» **Problem requirements**
The data must be returned in full and exactly as given.

» **Records for the task**
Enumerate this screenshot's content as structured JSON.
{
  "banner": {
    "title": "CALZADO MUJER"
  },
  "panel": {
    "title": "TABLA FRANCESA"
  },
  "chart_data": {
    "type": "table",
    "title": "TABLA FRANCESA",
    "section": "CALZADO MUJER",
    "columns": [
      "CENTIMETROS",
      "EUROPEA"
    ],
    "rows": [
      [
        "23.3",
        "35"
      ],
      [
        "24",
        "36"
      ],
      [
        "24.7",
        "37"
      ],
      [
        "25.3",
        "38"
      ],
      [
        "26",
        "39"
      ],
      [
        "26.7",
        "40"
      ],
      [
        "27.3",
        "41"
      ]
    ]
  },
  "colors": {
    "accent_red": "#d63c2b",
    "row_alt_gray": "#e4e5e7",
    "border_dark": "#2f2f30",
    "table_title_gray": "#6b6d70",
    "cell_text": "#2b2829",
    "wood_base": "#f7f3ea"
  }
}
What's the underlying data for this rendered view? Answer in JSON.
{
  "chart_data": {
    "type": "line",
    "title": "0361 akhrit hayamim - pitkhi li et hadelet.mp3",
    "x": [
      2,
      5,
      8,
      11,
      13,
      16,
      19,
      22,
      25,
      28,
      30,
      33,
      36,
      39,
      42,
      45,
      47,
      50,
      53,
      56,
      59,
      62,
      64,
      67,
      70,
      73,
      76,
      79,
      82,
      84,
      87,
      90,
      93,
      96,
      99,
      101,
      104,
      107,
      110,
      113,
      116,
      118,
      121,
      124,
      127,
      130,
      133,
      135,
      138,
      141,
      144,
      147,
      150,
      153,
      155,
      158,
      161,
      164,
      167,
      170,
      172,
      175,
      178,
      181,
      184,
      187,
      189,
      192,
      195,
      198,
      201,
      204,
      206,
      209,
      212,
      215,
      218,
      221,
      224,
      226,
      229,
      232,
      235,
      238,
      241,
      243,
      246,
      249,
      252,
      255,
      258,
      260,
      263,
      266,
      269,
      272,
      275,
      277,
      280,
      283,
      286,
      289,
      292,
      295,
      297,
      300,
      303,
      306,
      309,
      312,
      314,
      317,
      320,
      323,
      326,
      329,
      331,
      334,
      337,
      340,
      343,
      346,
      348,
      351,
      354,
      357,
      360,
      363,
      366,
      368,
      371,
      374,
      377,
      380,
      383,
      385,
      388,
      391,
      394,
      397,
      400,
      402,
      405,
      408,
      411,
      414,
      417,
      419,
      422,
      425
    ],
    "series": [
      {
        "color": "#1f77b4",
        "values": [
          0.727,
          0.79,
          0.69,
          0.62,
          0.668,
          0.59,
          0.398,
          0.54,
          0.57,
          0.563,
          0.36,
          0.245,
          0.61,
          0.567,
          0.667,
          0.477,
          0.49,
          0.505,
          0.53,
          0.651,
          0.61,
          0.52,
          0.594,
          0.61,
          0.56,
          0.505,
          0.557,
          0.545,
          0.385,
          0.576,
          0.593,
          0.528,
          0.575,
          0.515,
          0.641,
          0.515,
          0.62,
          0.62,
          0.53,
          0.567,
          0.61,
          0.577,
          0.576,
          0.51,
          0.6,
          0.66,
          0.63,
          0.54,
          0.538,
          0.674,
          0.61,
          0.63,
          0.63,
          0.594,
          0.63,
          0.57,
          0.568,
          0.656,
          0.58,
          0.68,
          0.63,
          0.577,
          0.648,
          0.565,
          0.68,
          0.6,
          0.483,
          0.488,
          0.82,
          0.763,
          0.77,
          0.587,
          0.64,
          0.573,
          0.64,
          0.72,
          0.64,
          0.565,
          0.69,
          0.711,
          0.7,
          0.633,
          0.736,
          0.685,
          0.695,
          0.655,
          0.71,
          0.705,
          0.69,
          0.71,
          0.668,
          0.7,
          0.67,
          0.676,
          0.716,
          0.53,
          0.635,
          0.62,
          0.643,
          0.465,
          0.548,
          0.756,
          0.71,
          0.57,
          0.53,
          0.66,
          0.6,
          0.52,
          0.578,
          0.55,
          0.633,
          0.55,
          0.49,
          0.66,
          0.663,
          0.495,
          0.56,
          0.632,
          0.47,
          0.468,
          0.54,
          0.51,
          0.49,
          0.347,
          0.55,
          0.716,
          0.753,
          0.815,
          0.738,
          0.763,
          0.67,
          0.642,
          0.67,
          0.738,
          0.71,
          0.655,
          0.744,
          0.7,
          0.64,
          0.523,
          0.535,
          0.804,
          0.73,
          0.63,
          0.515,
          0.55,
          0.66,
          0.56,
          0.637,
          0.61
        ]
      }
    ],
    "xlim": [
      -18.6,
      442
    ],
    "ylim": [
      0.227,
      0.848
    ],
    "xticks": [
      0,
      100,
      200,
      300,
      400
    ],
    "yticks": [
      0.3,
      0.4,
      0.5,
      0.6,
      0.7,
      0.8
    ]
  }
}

» **Task response**
Enumerate this screenshot's content as structured JSON.
{
  "banner": {
    "title": "CALZADO MUJER"
  },
  "panel": {
    "title": "TABLA FRANCESA"
  },
  "chart_data": {
    "type": "table",
    "title": "TABLA FRANCESA",
    "section": "CALZADO MUJER",
    "columns": [
      "CENTIMETROS",
      "EUROPEA"
    ],
    "rows": [
      [
        "23.3",
        "35"
      ],
      [
        "24",
        "36"
      ],
      [
        "24.7",
        "37"
      ],
      [
        "25.3",
        "38"
      ],
      [
        "26",
        "39"
      ],
      [
        "26.7",
        "40"
      ],
      [
        "27.3",
        "41"
      ]
    ]
  },
  "colors": {
    "accent_red": "#d63c2b",
    "row_alt_gray": "#e4e5e7",
    "border_dark": "#2f2f30",
    "table_title_gray": "#6b6d70",
    "cell_text": "#2b2829",
    "wood_base": "#f7f3ea"
  }
}
What's the underlying data for this rendered view? Answer in JSON.
{
  "chart_data": {
    "type": "line",
    "title": "0361 akhrit hayamim - pitkhi li et hadelet.mp3",
    "x": [
      2,
      5,
      8,
      11,
      13,
      16,
      19,
      22,
      25,
      28,
      30,
      33,
      36,
      39,
      42,
      45,
      47,
      50,
      53,
      56,
      59,
      62,
      64,
      67,
      70,
      73,
      76,
      79,
      82,
      84,
      87,
      90,
      93,
      96,
      99,
      101,
      104,
      107,
      110,
      113,
      116,
      118,
      121,
      124,
      127,
      130,
      133,
      135,
      138,
      141,
      144,
      147,
      150,
      153,
      155,
      158,
      161,
      164,
      167,
      170,
      172,
      175,
      178,
      181,
      184,
      187,
      189,
      192,
      195,
      198,
      201,
      204,
      206,
      209,
      212,
      215,
      218,
      221,
      224,
      226,
      229,
      232,
      235,
      238,
      241,
      243,
      246,
      249,
      252,
      255,
      258,
      260,
      263,
      266,
      269,
      272,
      275,
      277,
      280,
      283,
      286,
      289,
      292,
      295,
      297,
      300,
      303,
      306,
      309,
      312,
      314,
      317,
      320,
      323,
      326,
      329,
      331,
      334,
      337,
      340,
      343,
      346,
      348,
      351,
      354,
      357,
      360,
      363,
      366,
      368,
      371,
      374,
      377,
      380,
      383,
      385,
      388,
      391,
      394,
      397,
      400,
      402,
      405,
      408,
      411,
      414,
      417,
      419,
      422,
      425
    ],
    "series": [
      {
        "color": "#1f77b4",
        "values": [
          0.727,
          0.79,
          0.69,
          0.62,
          0.668,
          0.59,
          0.398,
          0.54,
          0.57,
          0.563,
          0.36,
          0.245,
          0.61,
          0.567,
          0.667,
          0.477,
          0.49,
          0.505,
          0.53,
          0.651,
          0.61,
          0.52,
          0.594,
          0.61,
          0.56,
          0.505,
          0.557,
          0.545,
          0.385,
          0.576,
          0.593,
          0.528,
          0.575,
          0.515,
          0.641,
          0.515,
          0.62,
          0.62,
          0.53,
          0.567,
          0.61,
          0.577,
          0.576,
          0.51,
          0.6,
          0.66,
          0.63,
          0.54,
          0.538,
          0.674,
          0.61,
          0.63,
          0.63,
          0.594,
          0.63,
          0.57,
          0.568,
          0.656,
          0.58,
          0.68,
          0.63,
          0.577,
          0.648,
          0.565,
          0.68,
          0.6,
          0.483,
          0.488,
          0.82,
          0.763,
          0.77,
          0.587,
          0.64,
          0.573,
          0.64,
          0.72,
          0.64,
          0.565,
          0.69,
          0.711,
          0.7,
          0.633,
          0.736,
          0.685,
          0.695,
          0.655,
          0.71,
          0.705,
          0.69,
          0.71,
          0.668,
          0.7,
          0.67,
          0.676,
          0.716,
          0.53,
          0.635,
          0.62,
          0.643,
          0.465,
          0.548,
          0.756,
          0.71,
          0.57,
          0.53,
          0.66,
          0.6,
          0.52,
          0.578,
          0.55,
          0.633,
          0.55,
          0.49,
          0.66,
          0.663,
          0.495,
          0.56,
          0.632,
          0.47,
          0.468,
          0.54,
          0.51,
          0.49,
          0.347,
          0.55,
          0.716,
          0.753,
          0.815,
          0.738,
          0.763,
          0.67,
          0.642,
          0.67,
          0.738,
          0.71,
          0.655,
          0.744,
          0.7,
          0.64,
          0.523,
          0.535,
          0.804,
          0.73,
          0.63,
          0.515,
          0.55,
          0.66,
          0.56,
          0.637,
          0.61
        ]
      }
    ],
    "xlim": [
      -18.6,
      442
    ],
    "ylim": [
      0.227,
      0.848
    ],
    "xticks": [
      0,
      100,
      200,
      300,
      400
    ],
    "yticks": [
      0.3,
      0.4,
      0.5,
      0.6,
      0.7,
      0.8
    ]
  }
}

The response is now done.